-- START OF DATASET ENTRIES --

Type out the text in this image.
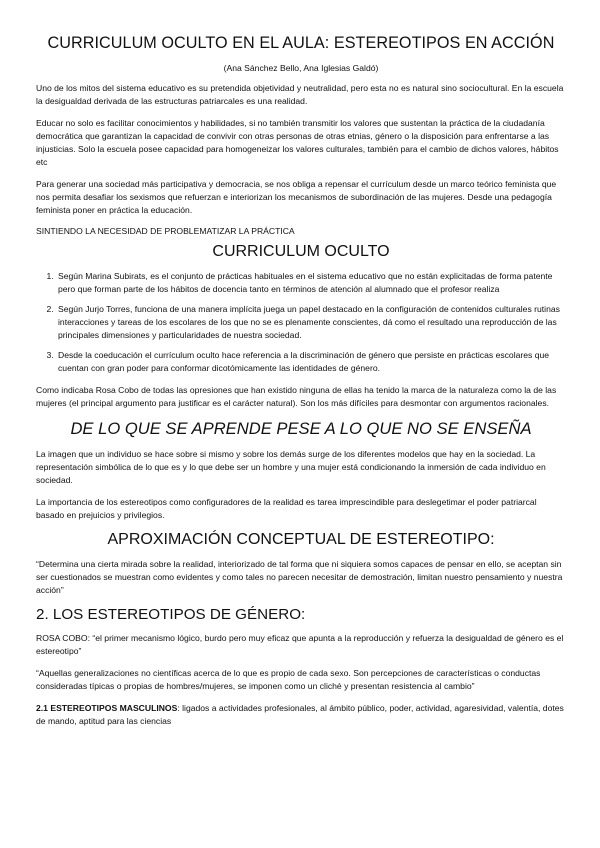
CURRICULUM OCULTO EN EL AULA: ESTEREOTIPOS EN ACCIÓN
(Ana Sánchez Bello, Ana Iglesias Galdó)

Uno de los mitos del sistema educativo es su pretendida objetividad y neutralidad, pero esta no es natural sino sociocultural. En la escuela la desigualdad derivada de las estructuras patriarcales es una realidad.

Educar no solo es facilitar conocimientos y habilidades, si no también transmitir los valores que sustentan la práctica de la ciudadanía democrática que garantizan la capacidad de convivir con otras personas de otras etnias, género o la disposición para enfrentarse a las injusticias. Solo la escuela posee capacidad para homogeneizar los valores culturales, también para el cambio de dichos valores, hábitos etc

Para generar una sociedad más participativa y democracia, se nos obliga a repensar el currículum desde un marco teórico feminista que nos permita desafiar los sexismos que refuerzan e interiorizan los mecanismos de subordinación de las mujeres. Desde una pedagogía feminista poner en práctica la educación.

SINTIENDO LA NECESIDAD DE PROBLEMATIZAR LA PRÁCTICA
CURRICULUM OCULTO
1. Según Marina Subirats, es el conjunto de prácticas habituales en el sistema educativo que no están explicitadas de forma patente pero que forman parte de los hábitos de docencia tanto en términos de atención al alumnado que el profesor realiza
2. Según Jurjo Torres, funciona de una manera implícita juega un papel destacado en la configuración de contenidos culturales rutinas interacciones y tareas de los escolares de los que no se es plenamente conscientes, dá como el resultado una reproducción de las principales dimensiones y particularidades de nuestra sociedad.
3. Desde la coeducación el currículum oculto hace referencia a la discriminación de género que persiste en prácticas escolares que cuentan con gran poder para conformar dicotómicamente las identidades de género.

Como indicaba Rosa Cobo de todas las opresiones que han existido ninguna de ellas ha tenido la marca de la naturaleza como la de las mujeres (el principal argumento para justificar es el carácter natural). Son los más difíciles para desmontar con argumentos racionales.

DE LO QUE SE APRENDE PESE A LO QUE NO SE ENSEÑA

La imagen que un individuo se hace sobre si mismo y sobre los demás surge de los diferentes modelos que hay en la sociedad. La representación simbólica de lo que es y lo que debe ser un hombre y una mujer está condicionando la inmersión de cada individuo en sociedad.

La importancia de los estereotipos como configuradores de la realidad es tarea imprescindible para deslegetimar el poder patriarcal basado en prejuicios y privilegios.

APROXIMACIÓN CONCEPTUAL DE ESTEREOTIPO:

“Determina una cierta mirada sobre la realidad, interiorizado de tal forma que ni siquiera somos capaces de pensar en ello, se aceptan sin ser cuestionados se muestran como evidentes y como tales no parecen necesitar de demostración, limitan nuestro pensamiento y nuestra acción”

2. LOS ESTEREOTIPOS DE GÉNERO:

ROSA COBO: “el primer mecanismo lógico, burdo pero muy eficaz que apunta a la reproducción y refuerza la desigualdad de género es el estereotipo”

“Aquellas generalizaciones no científicas acerca de lo que es propio de cada sexo. Son percepciones de características o conductas consideradas típicas o propias de hombres/mujeres, se imponen como un cliché y presentan resistencia al cambio”

2.1 ESTEREOTIPOS MASCULINOS: ligados a actividades profesionales, al ámbito público, poder, actividad, agaresividad, valentía, dotes de mando, aptitud para las ciencias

-- END OF DATASET ENTRIES --

◆ **PROMPT**
In the records above, locate the lines holding the word "sobre". Copy each of them.

◆ **FULL ANSWER**
La imagen que un individuo se hace sobre si mismo y sobre los demás surge de los diferentes modelos que hay en la sociedad. La representación simbólica de lo que es y lo que debe ser un hombre y una mujer está condicionando la inmersión de cada individuo en sociedad.
“Determina una cierta mirada sobre la realidad, interiorizado de tal forma que ni siquiera somos capaces de pensar en ello, se aceptan sin ser cuestionados se muestran como evidentes y como tales no parecen necesitar de demostración, limitan nuestro pensamiento y nuestra acción”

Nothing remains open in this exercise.